Exercise aim: Copy every entry exactly as given, minus the images.

** start of Raw data **

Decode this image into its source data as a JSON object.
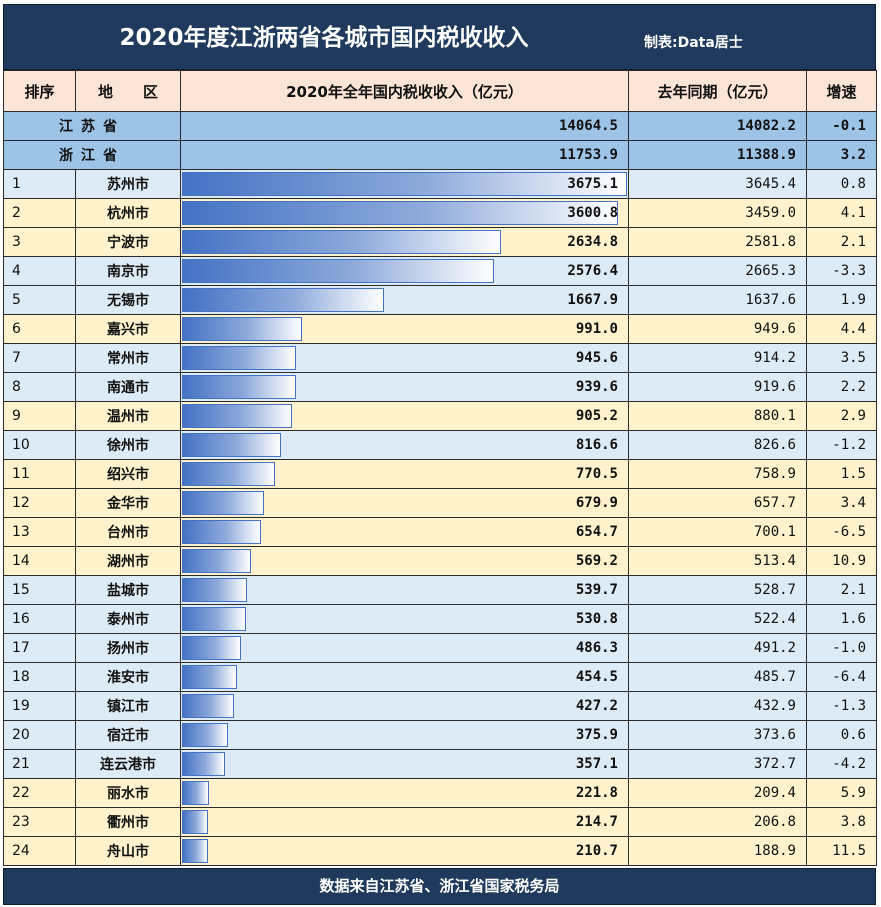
{
  "title": "2020年度江浙两省各城市国内税收收入",
  "credit": "制表:Data居士",
  "headers": {
    "rank": "排序",
    "region": "地　　区",
    "value": "2020年全年国内税收收入（亿元）",
    "prev": "去年同期（亿元）",
    "growth": "增速"
  },
  "provinces": [
    {
      "name": "江苏省",
      "value": "14064.5",
      "prev": "14082.2",
      "growth": "-0.1"
    },
    {
      "name": "浙江省",
      "value": "11753.9",
      "prev": "11388.9",
      "growth": "3.2"
    }
  ],
  "footer": "数据来自江苏省、浙江省国家税务局",
  "colors": {
    "header_bg": "#1f3a5c",
    "table_header_bg": "#fce4d6",
    "province_bg": "#9dc3e6",
    "jiangsu_row_bg": "#ddebf7",
    "zhejiang_row_bg": "#fff2cc",
    "bar": "#4472c4",
    "negative": "#c00000"
  },
  "chart_data": {
    "type": "table",
    "title": "2020年度江浙两省各城市国内税收收入",
    "bar_column": "2020年全年国内税收收入（亿元）",
    "rows": [
      {
        "rank": "1",
        "city": "苏州市",
        "province": "js",
        "value": 3675.1,
        "value_text": "3675.1",
        "prev": "3645.4",
        "growth": "0.8"
      },
      {
        "rank": "2",
        "city": "杭州市",
        "province": "zj",
        "value": 3600.8,
        "value_text": "3600.8",
        "prev": "3459.0",
        "growth": "4.1"
      },
      {
        "rank": "3",
        "city": "宁波市",
        "province": "zj",
        "value": 2634.8,
        "value_text": "2634.8",
        "prev": "2581.8",
        "growth": "2.1"
      },
      {
        "rank": "4",
        "city": "南京市",
        "province": "js",
        "value": 2576.4,
        "value_text": "2576.4",
        "prev": "2665.3",
        "growth": "-3.3"
      },
      {
        "rank": "5",
        "city": "无锡市",
        "province": "js",
        "value": 1667.9,
        "value_text": "1667.9",
        "prev": "1637.6",
        "growth": "1.9"
      },
      {
        "rank": "6",
        "city": "嘉兴市",
        "province": "zj",
        "value": 991.0,
        "value_text": "991.0",
        "prev": "949.6",
        "growth": "4.4"
      },
      {
        "rank": "7",
        "city": "常州市",
        "province": "js",
        "value": 945.6,
        "value_text": "945.6",
        "prev": "914.2",
        "growth": "3.5"
      },
      {
        "rank": "8",
        "city": "南通市",
        "province": "js",
        "value": 939.6,
        "value_text": "939.6",
        "prev": "919.6",
        "growth": "2.2"
      },
      {
        "rank": "9",
        "city": "温州市",
        "province": "zj",
        "value": 905.2,
        "value_text": "905.2",
        "prev": "880.1",
        "growth": "2.9"
      },
      {
        "rank": "10",
        "city": "徐州市",
        "province": "js",
        "value": 816.6,
        "value_text": "816.6",
        "prev": "826.6",
        "growth": "-1.2"
      },
      {
        "rank": "11",
        "city": "绍兴市",
        "province": "zj",
        "value": 770.5,
        "value_text": "770.5",
        "prev": "758.9",
        "growth": "1.5"
      },
      {
        "rank": "12",
        "city": "金华市",
        "province": "zj",
        "value": 679.9,
        "value_text": "679.9",
        "prev": "657.7",
        "growth": "3.4"
      },
      {
        "rank": "13",
        "city": "台州市",
        "province": "zj",
        "value": 654.7,
        "value_text": "654.7",
        "prev": "700.1",
        "growth": "-6.5"
      },
      {
        "rank": "14",
        "city": "湖州市",
        "province": "zj",
        "value": 569.2,
        "value_text": "569.2",
        "prev": "513.4",
        "growth": "10.9"
      },
      {
        "rank": "15",
        "city": "盐城市",
        "province": "js",
        "value": 539.7,
        "value_text": "539.7",
        "prev": "528.7",
        "growth": "2.1"
      },
      {
        "rank": "16",
        "city": "泰州市",
        "province": "js",
        "value": 530.8,
        "value_text": "530.8",
        "prev": "522.4",
        "growth": "1.6"
      },
      {
        "rank": "17",
        "city": "扬州市",
        "province": "js",
        "value": 486.3,
        "value_text": "486.3",
        "prev": "491.2",
        "growth": "-1.0"
      },
      {
        "rank": "18",
        "city": "淮安市",
        "province": "js",
        "value": 454.5,
        "value_text": "454.5",
        "prev": "485.7",
        "growth": "-6.4"
      },
      {
        "rank": "19",
        "city": "镇江市",
        "province": "js",
        "value": 427.2,
        "value_text": "427.2",
        "prev": "432.9",
        "growth": "-1.3"
      },
      {
        "rank": "20",
        "city": "宿迁市",
        "province": "js",
        "value": 375.9,
        "value_text": "375.9",
        "prev": "373.6",
        "growth": "0.6"
      },
      {
        "rank": "21",
        "city": "连云港市",
        "province": "js",
        "value": 357.1,
        "value_text": "357.1",
        "prev": "372.7",
        "growth": "-4.2"
      },
      {
        "rank": "22",
        "city": "丽水市",
        "province": "zj",
        "value": 221.8,
        "value_text": "221.8",
        "prev": "209.4",
        "growth": "5.9"
      },
      {
        "rank": "23",
        "city": "衢州市",
        "province": "zj",
        "value": 214.7,
        "value_text": "214.7",
        "prev": "206.8",
        "growth": "3.8"
      },
      {
        "rank": "24",
        "city": "舟山市",
        "province": "zj",
        "value": 210.7,
        "value_text": "210.7",
        "prev": "188.9",
        "growth": "11.5"
      }
    ]
  }
}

** end of Raw data **

The reply:
Decode this image into its source data as a JSON object.
{
  "title": "2020年度江浙两省各城市国内税收收入",
  "credit": "制表:Data居士",
  "headers": {
    "rank": "排序",
    "region": "地　　区",
    "value": "2020年全年国内税收收入（亿元）",
    "prev": "去年同期（亿元）",
    "growth": "增速"
  },
  "provinces": [
    {
      "name": "江苏省",
      "value": "14064.5",
      "prev": "14082.2",
      "growth": "-0.1"
    },
    {
      "name": "浙江省",
      "value": "11753.9",
      "prev": "11388.9",
      "growth": "3.2"
    }
  ],
  "footer": "数据来自江苏省、浙江省国家税务局",
  "colors": {
    "header_bg": "#1f3a5c",
    "table_header_bg": "#fce4d6",
    "province_bg": "#9dc3e6",
    "jiangsu_row_bg": "#ddebf7",
    "zhejiang_row_bg": "#fff2cc",
    "bar": "#4472c4",
    "negative": "#c00000"
  },
  "chart_data": {
    "type": "table",
    "title": "2020年度江浙两省各城市国内税收收入",
    "bar_column": "2020年全年国内税收收入（亿元）",
    "rows": [
      {
        "rank": "1",
        "city": "苏州市",
        "province": "js",
        "value": 3675.1,
        "value_text": "3675.1",
        "prev": "3645.4",
        "growth": "0.8"
      },
      {
        "rank": "2",
        "city": "杭州市",
        "province": "zj",
        "value": 3600.8,
        "value_text": "3600.8",
        "prev": "3459.0",
        "growth": "4.1"
      },
      {
        "rank": "3",
        "city": "宁波市",
        "province": "zj",
        "value": 2634.8,
        "value_text": "2634.8",
        "prev": "2581.8",
        "growth": "2.1"
      },
      {
        "rank": "4",
        "city": "南京市",
        "province": "js",
        "value": 2576.4,
        "value_text": "2576.4",
        "prev": "2665.3",
        "growth": "-3.3"
      },
      {
        "rank": "5",
        "city": "无锡市",
        "province": "js",
        "value": 1667.9,
        "value_text": "1667.9",
        "prev": "1637.6",
        "growth": "1.9"
      },
      {
        "rank": "6",
        "city": "嘉兴市",
        "province": "zj",
        "value": 991.0,
        "value_text": "991.0",
        "prev": "949.6",
        "growth": "4.4"
      },
      {
        "rank": "7",
        "city": "常州市",
        "province": "js",
        "value": 945.6,
        "value_text": "945.6",
        "prev": "914.2",
        "growth": "3.5"
      },
      {
        "rank": "8",
        "city": "南通市",
        "province": "js",
        "value": 939.6,
        "value_text": "939.6",
        "prev": "919.6",
        "growth": "2.2"
      },
      {
        "rank": "9",
        "city": "温州市",
        "province": "zj",
        "value": 905.2,
        "value_text": "905.2",
        "prev": "880.1",
        "growth": "2.9"
      },
      {
        "rank": "10",
        "city": "徐州市",
        "province": "js",
        "value": 816.6,
        "value_text": "816.6",
        "prev": "826.6",
        "growth": "-1.2"
      },
      {
        "rank": "11",
        "city": "绍兴市",
        "province": "zj",
        "value": 770.5,
        "value_text": "770.5",
        "prev": "758.9",
        "growth": "1.5"
      },
      {
        "rank": "12",
        "city": "金华市",
        "province": "zj",
        "value": 679.9,
        "value_text": "679.9",
        "prev": "657.7",
        "growth": "3.4"
      },
      {
        "rank": "13",
        "city": "台州市",
        "province": "zj",
        "value": 654.7,
        "value_text": "654.7",
        "prev": "700.1",
        "growth": "-6.5"
      },
      {
        "rank": "14",
        "city": "湖州市",
        "province": "zj",
        "value": 569.2,
        "value_text": "569.2",
        "prev": "513.4",
        "growth": "10.9"
      },
      {
        "rank": "15",
        "city": "盐城市",
        "province": "js",
        "value": 539.7,
        "value_text": "539.7",
        "prev": "528.7",
        "growth": "2.1"
      },
      {
        "rank": "16",
        "city": "泰州市",
        "province": "js",
        "value": 530.8,
        "value_text": "530.8",
        "prev": "522.4",
        "growth": "1.6"
      },
      {
        "rank": "17",
        "city": "扬州市",
        "province": "js",
        "value": 486.3,
        "value_text": "486.3",
        "prev": "491.2",
        "growth": "-1.0"
      },
      {
        "rank": "18",
        "city": "淮安市",
        "province": "js",
        "value": 454.5,
        "value_text": "454.5",
        "prev": "485.7",
        "growth": "-6.4"
      },
      {
        "rank": "19",
        "city": "镇江市",
        "province": "js",
        "value": 427.2,
        "value_text": "427.2",
        "prev": "432.9",
        "growth": "-1.3"
      },
      {
        "rank": "20",
        "city": "宿迁市",
        "province": "js",
        "value": 375.9,
        "value_text": "375.9",
        "prev": "373.6",
        "growth": "0.6"
      },
      {
        "rank": "21",
        "city": "连云港市",
        "province": "js",
        "value": 357.1,
        "value_text": "357.1",
        "prev": "372.7",
        "growth": "-4.2"
      },
      {
        "rank": "22",
        "city": "丽水市",
        "province": "zj",
        "value": 221.8,
        "value_text": "221.8",
        "prev": "209.4",
        "growth": "5.9"
      },
      {
        "rank": "23",
        "city": "衢州市",
        "province": "zj",
        "value": 214.7,
        "value_text": "214.7",
        "prev": "206.8",
        "growth": "3.8"
      },
      {
        "rank": "24",
        "city": "舟山市",
        "province": "zj",
        "value": 210.7,
        "value_text": "210.7",
        "prev": "188.9",
        "growth": "11.5"
      }
    ]
  }
}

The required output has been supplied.